Task A
According to the text on painkiller and vitamin products, what percentage of the Latin American population was unbanked as of 2019?
Task B
Extend the passage about painkiller versus vitamin products past its final sentence.

Text passage
====
You may ask “what the hell does this mean?” But this is probably the most important question when it comes to investing in young companies, may they be startups or young public companies.
“Painkillers” are the products that solve people’s pressing issues while “vitamins” are the products that enhance the experience people already have.
Stripe, for instance, is a painkiller. Before Stripe it was very hard for small businesses to get paid online. Self-checkout kiosks in the grocery stores, on the other hand, are vitamins that enhance our shopping experience.
What’s the relevance? Well, this is the relevance:
It is way easier to sell painkillers. People know they need it and they race to come to you. With vitamins, however, you have to convince people first that they need it.
This explains why neobanks in the US and EU grew slower than their peers in less developed regions.
Sofi is probably the most widely known neobank in the US and I am a big shareholder in the company. I love the fundamentals and management. However, when you compare its performance with NuBank, which is a Latin American neobank, you see that NuBank is 6 times as big as Sofi despite both being founded in 2011.
This is because neobanks are purely vitamins for most of the American population.
As of 2021, only 10% of the US adults were unbanked.
To the contrary, neobanks were painkillers for Latin Americans.
As of 2019, 40% of the LatAm population was unbanked.
It only makes sense that when NuBank gave these people the opportunity to open a bank account on their phone, they took it. They came for the painkiller.
====
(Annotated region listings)

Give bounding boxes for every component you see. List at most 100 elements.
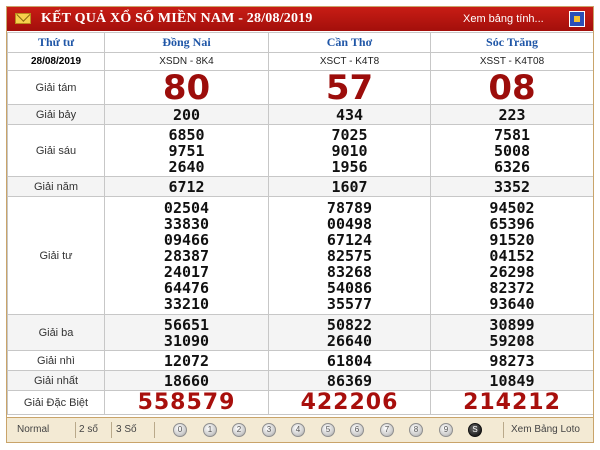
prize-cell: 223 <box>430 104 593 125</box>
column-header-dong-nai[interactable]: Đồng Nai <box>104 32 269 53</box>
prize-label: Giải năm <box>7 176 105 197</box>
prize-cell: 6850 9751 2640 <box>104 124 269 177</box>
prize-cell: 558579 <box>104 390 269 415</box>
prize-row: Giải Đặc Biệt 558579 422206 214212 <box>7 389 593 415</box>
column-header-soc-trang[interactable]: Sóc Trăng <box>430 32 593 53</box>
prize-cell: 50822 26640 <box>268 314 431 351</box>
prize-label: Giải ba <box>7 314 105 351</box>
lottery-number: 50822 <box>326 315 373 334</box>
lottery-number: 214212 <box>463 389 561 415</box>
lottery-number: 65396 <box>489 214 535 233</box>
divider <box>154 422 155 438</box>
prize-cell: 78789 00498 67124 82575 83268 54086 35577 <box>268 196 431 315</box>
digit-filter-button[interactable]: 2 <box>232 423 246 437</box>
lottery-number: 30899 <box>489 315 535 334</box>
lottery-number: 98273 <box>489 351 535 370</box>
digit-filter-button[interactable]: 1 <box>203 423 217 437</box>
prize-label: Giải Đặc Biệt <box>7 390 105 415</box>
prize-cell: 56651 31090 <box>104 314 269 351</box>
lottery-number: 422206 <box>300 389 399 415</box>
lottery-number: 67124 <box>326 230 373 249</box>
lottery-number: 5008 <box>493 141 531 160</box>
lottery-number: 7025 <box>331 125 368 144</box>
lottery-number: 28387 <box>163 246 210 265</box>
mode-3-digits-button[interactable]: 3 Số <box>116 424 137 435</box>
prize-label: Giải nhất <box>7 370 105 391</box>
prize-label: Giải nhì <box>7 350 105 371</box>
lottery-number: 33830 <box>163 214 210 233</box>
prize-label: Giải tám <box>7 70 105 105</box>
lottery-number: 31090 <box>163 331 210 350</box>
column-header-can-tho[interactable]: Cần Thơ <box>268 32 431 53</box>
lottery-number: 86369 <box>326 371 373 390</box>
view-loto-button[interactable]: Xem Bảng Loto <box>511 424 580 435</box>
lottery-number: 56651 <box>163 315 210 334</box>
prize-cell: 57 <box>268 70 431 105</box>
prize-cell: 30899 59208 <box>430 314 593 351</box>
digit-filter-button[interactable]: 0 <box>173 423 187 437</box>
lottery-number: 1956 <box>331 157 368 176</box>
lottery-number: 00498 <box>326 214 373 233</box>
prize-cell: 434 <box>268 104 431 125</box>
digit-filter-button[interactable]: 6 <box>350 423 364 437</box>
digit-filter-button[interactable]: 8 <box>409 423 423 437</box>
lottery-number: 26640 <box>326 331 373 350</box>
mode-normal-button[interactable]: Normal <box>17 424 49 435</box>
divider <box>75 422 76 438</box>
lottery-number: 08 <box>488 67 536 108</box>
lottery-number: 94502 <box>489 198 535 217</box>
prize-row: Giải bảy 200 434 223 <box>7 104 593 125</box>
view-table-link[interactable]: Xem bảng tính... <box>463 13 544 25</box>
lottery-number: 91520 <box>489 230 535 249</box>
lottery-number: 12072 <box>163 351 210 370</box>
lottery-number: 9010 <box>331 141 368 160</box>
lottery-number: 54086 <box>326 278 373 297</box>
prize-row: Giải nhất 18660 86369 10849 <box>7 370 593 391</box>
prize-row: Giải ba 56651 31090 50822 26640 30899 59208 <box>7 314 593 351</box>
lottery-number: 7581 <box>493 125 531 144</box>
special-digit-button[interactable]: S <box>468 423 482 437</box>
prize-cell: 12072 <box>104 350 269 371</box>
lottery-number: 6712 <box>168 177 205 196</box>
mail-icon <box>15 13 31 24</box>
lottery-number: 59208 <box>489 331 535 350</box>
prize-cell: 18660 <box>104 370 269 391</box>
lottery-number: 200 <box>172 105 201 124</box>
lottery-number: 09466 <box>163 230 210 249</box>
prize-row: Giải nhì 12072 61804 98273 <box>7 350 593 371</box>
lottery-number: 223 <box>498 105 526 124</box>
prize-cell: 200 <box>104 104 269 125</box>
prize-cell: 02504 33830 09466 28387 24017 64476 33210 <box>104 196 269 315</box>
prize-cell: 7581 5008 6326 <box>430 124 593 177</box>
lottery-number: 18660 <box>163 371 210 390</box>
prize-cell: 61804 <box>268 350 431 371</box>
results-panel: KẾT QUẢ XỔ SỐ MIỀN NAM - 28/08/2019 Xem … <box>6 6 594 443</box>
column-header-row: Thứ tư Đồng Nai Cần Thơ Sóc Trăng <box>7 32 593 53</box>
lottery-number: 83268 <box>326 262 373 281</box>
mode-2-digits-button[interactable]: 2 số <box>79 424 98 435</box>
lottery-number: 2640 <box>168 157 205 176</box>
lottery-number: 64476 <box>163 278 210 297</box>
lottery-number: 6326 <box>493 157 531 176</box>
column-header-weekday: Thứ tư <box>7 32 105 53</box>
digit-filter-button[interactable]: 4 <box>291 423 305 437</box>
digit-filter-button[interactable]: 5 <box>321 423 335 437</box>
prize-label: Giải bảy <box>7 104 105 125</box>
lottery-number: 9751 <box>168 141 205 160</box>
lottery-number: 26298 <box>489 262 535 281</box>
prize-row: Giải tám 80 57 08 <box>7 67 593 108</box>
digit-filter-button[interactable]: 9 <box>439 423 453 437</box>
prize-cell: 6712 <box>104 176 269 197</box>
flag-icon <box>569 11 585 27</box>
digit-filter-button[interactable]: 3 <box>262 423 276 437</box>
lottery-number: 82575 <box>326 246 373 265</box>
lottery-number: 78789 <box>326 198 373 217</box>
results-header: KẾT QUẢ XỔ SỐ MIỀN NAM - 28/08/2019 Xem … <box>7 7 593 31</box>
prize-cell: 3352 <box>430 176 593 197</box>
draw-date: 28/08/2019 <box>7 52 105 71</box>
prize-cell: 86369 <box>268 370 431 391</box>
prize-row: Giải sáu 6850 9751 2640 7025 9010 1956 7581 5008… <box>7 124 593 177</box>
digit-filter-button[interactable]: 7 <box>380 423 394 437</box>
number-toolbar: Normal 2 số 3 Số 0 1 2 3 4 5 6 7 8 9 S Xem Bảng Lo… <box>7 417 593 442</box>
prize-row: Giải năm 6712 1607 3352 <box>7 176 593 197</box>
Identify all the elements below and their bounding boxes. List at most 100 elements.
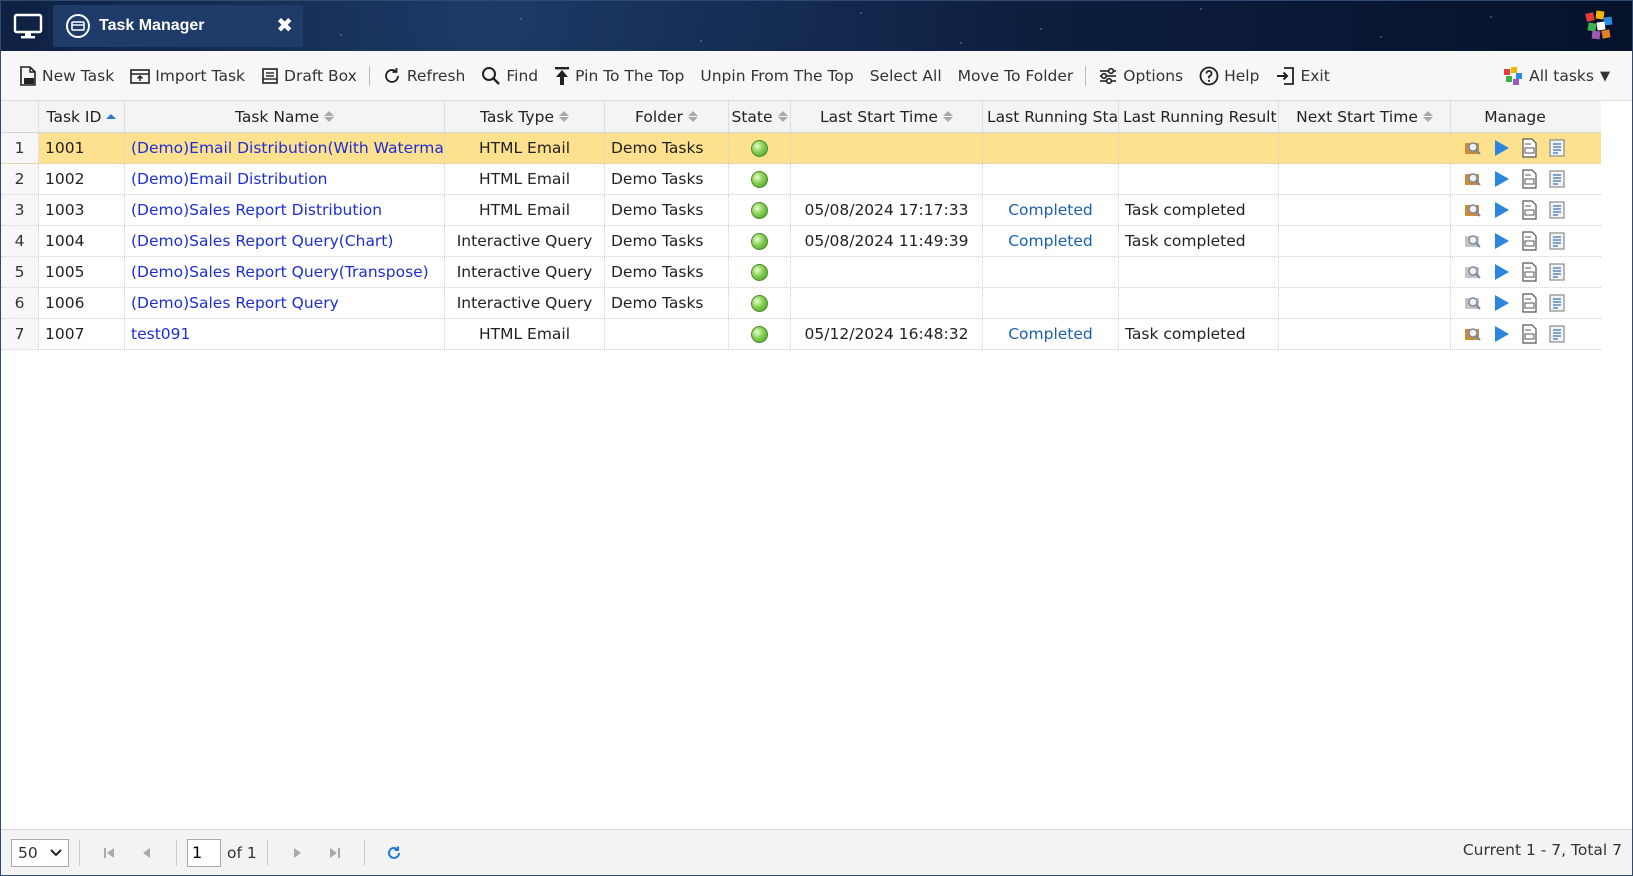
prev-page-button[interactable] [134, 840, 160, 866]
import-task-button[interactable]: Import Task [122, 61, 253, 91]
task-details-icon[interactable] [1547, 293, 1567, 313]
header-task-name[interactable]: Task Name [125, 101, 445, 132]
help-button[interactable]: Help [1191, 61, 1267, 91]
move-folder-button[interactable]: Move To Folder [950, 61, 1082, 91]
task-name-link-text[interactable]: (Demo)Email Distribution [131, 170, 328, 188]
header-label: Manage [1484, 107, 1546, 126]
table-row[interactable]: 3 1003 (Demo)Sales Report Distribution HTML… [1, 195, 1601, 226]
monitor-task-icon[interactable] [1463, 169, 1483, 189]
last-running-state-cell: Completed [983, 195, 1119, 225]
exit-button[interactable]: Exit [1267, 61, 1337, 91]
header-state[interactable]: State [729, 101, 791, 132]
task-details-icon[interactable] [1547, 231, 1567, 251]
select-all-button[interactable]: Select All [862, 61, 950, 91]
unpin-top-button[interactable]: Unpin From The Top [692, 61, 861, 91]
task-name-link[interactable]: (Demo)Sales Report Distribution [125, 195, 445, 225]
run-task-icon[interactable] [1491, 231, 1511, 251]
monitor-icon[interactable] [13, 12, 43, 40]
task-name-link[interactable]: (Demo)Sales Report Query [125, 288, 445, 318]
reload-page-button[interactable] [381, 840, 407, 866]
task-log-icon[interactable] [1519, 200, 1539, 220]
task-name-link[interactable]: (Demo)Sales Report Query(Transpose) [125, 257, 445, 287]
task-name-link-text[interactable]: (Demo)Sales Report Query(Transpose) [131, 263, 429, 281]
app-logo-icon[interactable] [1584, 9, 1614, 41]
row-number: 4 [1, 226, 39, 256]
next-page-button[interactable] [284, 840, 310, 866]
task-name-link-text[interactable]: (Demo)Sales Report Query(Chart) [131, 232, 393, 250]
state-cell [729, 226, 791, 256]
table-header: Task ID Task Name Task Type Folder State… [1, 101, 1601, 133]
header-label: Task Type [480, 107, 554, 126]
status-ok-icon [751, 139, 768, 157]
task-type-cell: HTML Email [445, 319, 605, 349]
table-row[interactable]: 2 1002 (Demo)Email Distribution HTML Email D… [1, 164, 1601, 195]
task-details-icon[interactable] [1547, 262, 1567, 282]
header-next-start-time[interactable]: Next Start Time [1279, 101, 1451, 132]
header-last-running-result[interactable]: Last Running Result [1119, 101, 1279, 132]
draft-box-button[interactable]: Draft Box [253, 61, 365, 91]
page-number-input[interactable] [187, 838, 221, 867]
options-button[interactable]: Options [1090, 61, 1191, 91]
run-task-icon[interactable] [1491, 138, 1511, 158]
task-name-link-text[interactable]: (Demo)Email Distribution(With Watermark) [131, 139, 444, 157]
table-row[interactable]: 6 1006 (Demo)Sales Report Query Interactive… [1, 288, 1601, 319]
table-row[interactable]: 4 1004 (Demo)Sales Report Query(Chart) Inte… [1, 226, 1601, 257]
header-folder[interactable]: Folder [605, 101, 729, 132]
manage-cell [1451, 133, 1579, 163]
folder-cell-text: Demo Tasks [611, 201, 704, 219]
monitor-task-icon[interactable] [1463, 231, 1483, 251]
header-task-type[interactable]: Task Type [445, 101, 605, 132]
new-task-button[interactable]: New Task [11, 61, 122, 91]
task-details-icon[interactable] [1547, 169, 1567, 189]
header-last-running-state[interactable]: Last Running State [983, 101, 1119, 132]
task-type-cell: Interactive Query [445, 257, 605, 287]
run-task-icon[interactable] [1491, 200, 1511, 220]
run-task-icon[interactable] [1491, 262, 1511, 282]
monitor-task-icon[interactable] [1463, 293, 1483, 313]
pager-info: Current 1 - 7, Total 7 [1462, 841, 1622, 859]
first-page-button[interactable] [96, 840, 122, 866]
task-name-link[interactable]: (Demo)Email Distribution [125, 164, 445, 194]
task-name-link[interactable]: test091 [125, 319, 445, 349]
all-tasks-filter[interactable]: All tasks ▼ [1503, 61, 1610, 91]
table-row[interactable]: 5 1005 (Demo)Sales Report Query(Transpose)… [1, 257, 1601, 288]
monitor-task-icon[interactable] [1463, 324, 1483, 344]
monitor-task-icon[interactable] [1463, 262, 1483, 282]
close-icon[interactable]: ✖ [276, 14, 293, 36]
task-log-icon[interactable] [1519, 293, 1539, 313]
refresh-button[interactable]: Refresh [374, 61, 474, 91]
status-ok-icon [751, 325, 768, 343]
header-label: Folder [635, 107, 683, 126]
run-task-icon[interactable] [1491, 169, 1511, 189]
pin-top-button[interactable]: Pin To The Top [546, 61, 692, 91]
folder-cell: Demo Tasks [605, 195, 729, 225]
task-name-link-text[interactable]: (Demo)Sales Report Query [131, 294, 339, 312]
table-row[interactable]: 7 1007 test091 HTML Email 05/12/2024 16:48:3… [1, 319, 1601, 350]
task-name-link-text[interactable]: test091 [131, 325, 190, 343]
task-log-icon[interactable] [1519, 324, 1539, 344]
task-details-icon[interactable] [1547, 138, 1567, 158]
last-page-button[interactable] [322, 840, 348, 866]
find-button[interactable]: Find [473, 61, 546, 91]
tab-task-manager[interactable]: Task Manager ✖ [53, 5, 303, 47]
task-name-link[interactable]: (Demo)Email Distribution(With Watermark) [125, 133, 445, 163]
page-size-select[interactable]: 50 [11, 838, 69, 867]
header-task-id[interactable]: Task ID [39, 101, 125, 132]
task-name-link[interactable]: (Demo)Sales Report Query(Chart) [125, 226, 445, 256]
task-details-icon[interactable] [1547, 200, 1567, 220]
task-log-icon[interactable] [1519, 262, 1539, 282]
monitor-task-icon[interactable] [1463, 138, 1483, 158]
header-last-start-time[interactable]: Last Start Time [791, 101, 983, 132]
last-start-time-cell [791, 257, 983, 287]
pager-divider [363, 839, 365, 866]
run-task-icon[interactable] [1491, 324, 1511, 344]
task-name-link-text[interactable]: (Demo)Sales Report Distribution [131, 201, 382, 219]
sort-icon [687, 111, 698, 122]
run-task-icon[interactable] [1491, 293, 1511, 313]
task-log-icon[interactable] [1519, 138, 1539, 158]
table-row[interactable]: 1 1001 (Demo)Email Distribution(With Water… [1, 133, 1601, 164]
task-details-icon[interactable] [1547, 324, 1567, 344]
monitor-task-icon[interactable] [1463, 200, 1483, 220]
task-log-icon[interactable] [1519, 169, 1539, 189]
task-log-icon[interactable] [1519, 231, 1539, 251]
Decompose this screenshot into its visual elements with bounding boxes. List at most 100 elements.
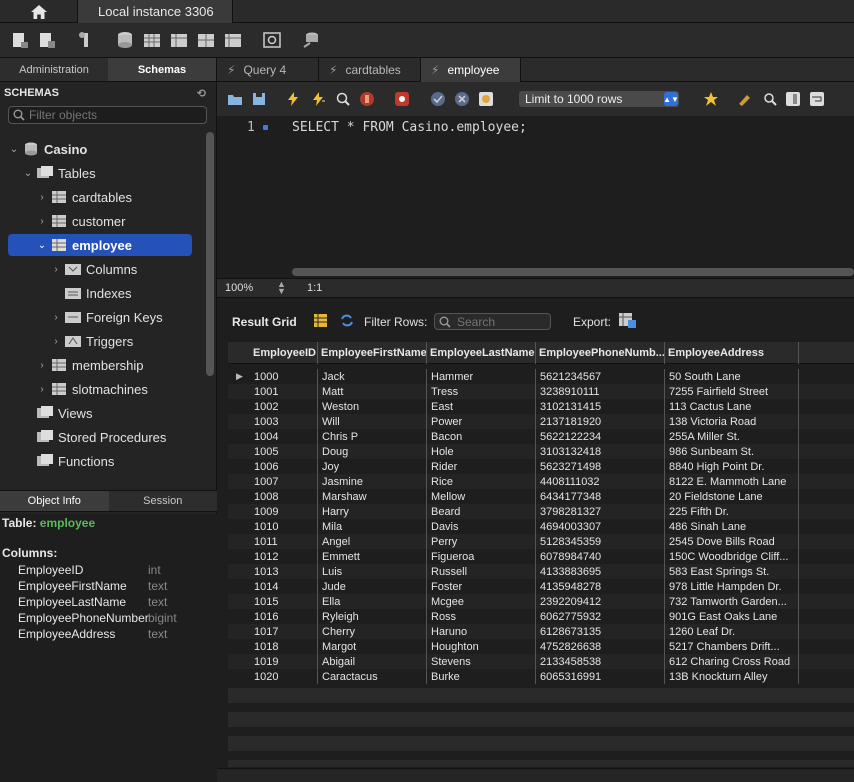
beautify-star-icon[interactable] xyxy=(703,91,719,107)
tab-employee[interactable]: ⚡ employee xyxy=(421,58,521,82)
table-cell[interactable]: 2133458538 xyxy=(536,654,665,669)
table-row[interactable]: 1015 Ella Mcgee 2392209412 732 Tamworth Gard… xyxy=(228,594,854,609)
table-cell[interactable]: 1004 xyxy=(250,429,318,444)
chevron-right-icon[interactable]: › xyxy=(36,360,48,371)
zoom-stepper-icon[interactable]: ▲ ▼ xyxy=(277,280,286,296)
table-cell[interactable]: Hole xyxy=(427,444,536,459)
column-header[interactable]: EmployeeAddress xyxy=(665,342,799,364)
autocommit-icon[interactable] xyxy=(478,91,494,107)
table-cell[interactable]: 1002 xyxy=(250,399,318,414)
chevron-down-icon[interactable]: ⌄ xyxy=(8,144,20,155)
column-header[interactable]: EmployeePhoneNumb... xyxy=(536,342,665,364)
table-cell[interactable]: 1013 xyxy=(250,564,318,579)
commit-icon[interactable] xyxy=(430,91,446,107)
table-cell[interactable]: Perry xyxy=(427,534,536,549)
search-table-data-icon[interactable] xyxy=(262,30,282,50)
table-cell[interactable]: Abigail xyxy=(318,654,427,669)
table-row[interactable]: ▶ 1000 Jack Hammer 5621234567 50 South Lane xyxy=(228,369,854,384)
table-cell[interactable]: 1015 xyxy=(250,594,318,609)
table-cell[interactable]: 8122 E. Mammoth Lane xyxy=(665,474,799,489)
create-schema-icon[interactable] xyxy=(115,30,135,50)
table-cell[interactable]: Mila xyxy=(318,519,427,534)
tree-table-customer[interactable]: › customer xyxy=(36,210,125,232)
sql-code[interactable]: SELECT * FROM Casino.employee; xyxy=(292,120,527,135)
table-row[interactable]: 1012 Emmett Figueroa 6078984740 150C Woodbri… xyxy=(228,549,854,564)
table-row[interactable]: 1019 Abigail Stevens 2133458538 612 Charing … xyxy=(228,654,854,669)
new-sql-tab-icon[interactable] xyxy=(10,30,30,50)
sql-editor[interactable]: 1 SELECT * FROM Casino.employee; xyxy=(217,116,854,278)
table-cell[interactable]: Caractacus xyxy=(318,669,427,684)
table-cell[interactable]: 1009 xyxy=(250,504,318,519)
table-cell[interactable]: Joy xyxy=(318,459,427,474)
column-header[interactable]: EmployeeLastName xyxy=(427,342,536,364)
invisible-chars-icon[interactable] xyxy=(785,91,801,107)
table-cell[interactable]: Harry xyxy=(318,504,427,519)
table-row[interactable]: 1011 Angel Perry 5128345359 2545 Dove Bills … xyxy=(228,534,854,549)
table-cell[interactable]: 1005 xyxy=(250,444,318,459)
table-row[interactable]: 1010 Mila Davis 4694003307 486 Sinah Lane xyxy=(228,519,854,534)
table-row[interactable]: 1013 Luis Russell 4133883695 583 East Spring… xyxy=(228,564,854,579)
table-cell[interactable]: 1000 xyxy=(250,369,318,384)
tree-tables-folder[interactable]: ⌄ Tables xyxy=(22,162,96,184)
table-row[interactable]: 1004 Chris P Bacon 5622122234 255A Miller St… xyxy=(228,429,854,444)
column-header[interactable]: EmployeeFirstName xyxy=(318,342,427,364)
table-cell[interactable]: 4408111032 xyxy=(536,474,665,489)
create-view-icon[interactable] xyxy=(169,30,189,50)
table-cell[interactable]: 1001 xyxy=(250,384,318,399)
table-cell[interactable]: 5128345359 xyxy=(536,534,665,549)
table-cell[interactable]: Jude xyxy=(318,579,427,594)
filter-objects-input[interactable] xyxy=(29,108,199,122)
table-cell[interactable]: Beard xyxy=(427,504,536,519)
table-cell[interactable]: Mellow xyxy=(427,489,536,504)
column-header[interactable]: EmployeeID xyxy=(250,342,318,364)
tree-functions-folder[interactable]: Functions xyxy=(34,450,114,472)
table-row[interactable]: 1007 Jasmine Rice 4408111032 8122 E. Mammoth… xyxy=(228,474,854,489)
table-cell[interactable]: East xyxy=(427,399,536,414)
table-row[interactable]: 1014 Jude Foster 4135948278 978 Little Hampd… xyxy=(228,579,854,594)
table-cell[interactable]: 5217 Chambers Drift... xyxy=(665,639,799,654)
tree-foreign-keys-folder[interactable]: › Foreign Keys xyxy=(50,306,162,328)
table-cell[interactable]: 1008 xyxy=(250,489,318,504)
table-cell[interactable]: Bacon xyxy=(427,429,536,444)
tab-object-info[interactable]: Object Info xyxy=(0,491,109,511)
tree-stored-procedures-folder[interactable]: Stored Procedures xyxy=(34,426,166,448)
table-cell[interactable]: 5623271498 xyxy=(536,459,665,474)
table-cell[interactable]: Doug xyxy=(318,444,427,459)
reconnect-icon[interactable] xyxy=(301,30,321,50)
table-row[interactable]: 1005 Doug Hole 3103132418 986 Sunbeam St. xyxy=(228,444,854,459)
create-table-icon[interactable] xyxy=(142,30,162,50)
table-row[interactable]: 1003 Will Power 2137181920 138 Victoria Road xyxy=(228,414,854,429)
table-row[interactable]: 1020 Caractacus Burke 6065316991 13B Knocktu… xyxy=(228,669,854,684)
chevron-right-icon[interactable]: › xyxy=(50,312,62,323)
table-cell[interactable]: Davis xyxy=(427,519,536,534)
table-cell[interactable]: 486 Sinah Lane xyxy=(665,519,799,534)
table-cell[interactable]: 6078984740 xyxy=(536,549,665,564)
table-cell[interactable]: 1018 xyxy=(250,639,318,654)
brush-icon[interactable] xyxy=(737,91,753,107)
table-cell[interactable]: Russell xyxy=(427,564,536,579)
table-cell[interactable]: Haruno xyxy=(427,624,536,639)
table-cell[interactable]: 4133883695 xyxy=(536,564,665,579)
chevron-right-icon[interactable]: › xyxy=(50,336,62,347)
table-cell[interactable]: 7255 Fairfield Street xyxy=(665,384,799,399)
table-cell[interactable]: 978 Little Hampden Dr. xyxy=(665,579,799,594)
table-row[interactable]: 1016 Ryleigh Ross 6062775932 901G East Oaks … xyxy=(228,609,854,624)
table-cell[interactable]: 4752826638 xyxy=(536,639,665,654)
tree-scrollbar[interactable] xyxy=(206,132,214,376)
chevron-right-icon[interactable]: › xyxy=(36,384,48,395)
====
Final answer A
40%

Final answer B
Neobanks in the US offered smoother experience, higher interest rates on savings and more willingness to issue personal loans. These were all vitamins and they lacked a specific value proposition that could be seen as a solution to a specific problem, a painkiller.
Dave tapped exactly on this point.
Instead of positioning itself as another neobank or a fintech company, Dave focused on a specific problem: Overdraft fees.
Overdraft fees are the fees that your bank charges you when they let the transaction go through even if you don’t have enough money in your account.
Who are the biggest victims of overdraft fees? Americans living paycheck to paycheck and 66% of the US adult population live paycheck to paycheck.
This is approximately 180 million people.
Not all those people are struggling, some of them make more than enough yet they have problems with budgeting. Rest simply struggle to meet the ends. Most of those people are loyal to their debt, and they pay it at the first chance. Yet, they often need some little extra money to cover their monthly expenses and this is where traditional banking products like overdraft fees and personal loans hurt them.
Dave has brought a solution to this.
Most of those people need extra money between $100-$500 to meet the ends. Seeing this, Dave offers its members up to $500 cash advance without credit check with no fees. They can use this to pay their bills or they can transfer it to their primary bank account and use it to avoid overdraft fees etc…
It doesn’t end here. It also offers a checking account through its banking partner, Evolve Bank & Trust. If you link your Dave account to your employer’s direct deposit system, Dave pays you up to 2 days early. Again, an offer tailored for those living paycheck to paycheck.
It also suggests easy side hustles such as instant-pay surveys where you can make +$1,000/month by working for just 20 hours a week.
As you see, all Dave's offers are tailored to address a specific problem of a specific audience. This is why it sells.
You haven’t even heard the genius part.
Dave makes generates significant revenue by charging $1/month membership fee to its members. It’s essentially a subscription service.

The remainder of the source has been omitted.